[Your goal]
Each line that holds the word "Vinacontrol" counts once; give the total for the records below and nothing else.

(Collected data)

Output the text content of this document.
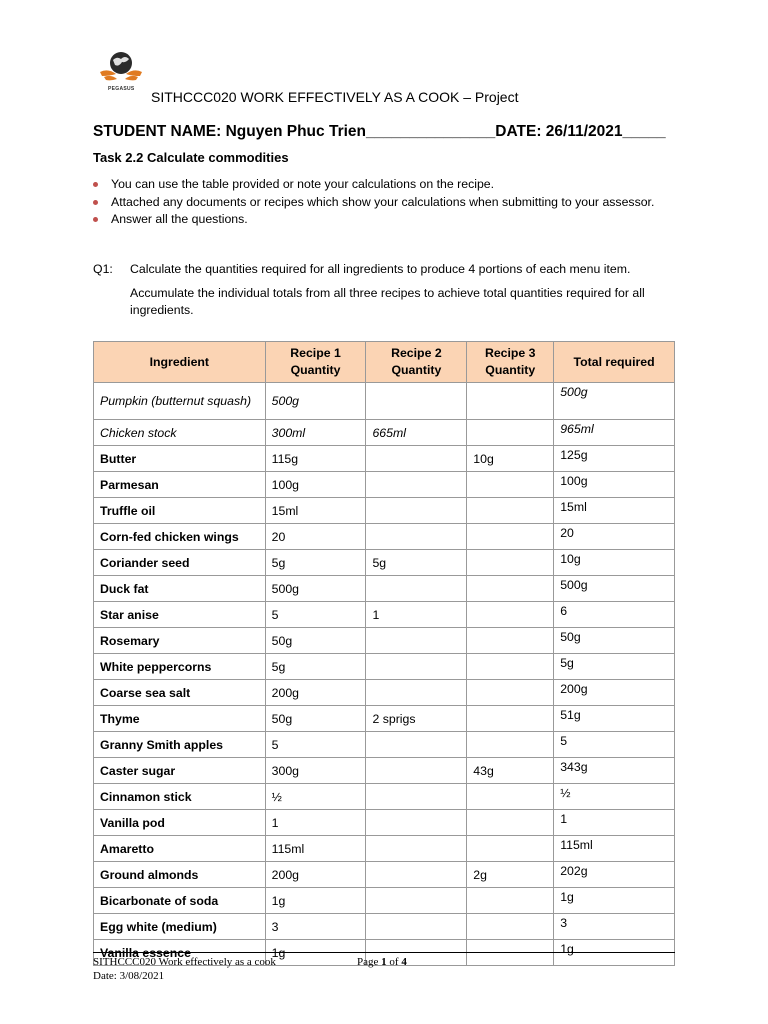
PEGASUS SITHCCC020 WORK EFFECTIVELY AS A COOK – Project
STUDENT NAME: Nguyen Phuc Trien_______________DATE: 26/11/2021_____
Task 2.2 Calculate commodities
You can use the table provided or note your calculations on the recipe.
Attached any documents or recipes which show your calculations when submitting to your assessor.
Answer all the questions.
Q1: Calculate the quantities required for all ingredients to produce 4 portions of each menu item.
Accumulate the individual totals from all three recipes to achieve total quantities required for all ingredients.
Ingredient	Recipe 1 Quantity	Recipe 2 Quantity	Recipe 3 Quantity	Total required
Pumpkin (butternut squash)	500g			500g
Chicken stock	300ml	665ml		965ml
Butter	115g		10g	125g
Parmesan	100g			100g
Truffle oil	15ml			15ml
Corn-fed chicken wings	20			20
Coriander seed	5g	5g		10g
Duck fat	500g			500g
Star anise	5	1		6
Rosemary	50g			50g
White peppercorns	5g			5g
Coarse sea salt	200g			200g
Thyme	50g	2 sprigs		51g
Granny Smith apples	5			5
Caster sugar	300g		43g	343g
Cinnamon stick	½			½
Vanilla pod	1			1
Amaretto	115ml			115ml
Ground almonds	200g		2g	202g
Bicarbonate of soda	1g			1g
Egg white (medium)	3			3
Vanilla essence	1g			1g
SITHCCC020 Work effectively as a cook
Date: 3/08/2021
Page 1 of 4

==

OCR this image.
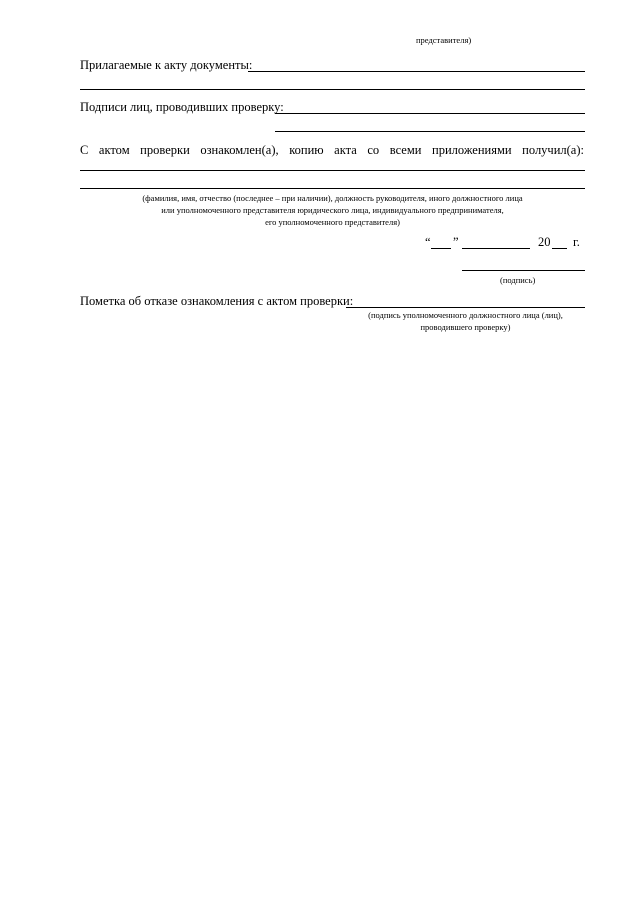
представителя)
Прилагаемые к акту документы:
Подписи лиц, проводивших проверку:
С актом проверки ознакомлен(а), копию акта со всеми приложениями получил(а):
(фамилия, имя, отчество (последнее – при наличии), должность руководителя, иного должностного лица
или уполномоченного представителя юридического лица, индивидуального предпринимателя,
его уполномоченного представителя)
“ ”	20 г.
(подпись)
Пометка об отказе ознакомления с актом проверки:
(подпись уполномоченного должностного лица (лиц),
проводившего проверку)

---

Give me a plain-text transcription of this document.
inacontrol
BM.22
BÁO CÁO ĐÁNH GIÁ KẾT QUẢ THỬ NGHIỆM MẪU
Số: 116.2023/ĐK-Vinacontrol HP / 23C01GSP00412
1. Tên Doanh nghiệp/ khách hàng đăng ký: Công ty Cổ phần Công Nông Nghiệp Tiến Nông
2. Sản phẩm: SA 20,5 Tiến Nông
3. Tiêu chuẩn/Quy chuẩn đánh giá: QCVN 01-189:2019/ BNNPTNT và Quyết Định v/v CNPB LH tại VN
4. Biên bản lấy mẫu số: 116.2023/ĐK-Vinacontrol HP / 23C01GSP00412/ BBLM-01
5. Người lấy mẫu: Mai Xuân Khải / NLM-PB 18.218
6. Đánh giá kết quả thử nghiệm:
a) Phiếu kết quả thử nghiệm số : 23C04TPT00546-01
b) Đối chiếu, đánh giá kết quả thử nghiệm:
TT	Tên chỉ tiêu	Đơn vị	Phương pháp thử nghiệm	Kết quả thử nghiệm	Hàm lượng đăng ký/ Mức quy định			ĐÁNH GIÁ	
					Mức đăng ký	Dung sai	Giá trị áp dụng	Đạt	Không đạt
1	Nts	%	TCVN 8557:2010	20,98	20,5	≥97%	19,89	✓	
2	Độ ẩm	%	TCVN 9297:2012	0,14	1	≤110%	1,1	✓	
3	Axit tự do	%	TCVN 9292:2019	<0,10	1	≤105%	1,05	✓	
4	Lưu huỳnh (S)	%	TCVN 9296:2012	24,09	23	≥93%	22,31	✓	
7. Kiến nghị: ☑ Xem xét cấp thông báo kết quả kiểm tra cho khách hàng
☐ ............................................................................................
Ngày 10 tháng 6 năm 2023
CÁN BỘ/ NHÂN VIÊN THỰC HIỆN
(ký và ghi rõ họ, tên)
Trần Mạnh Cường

[Response to the task]
2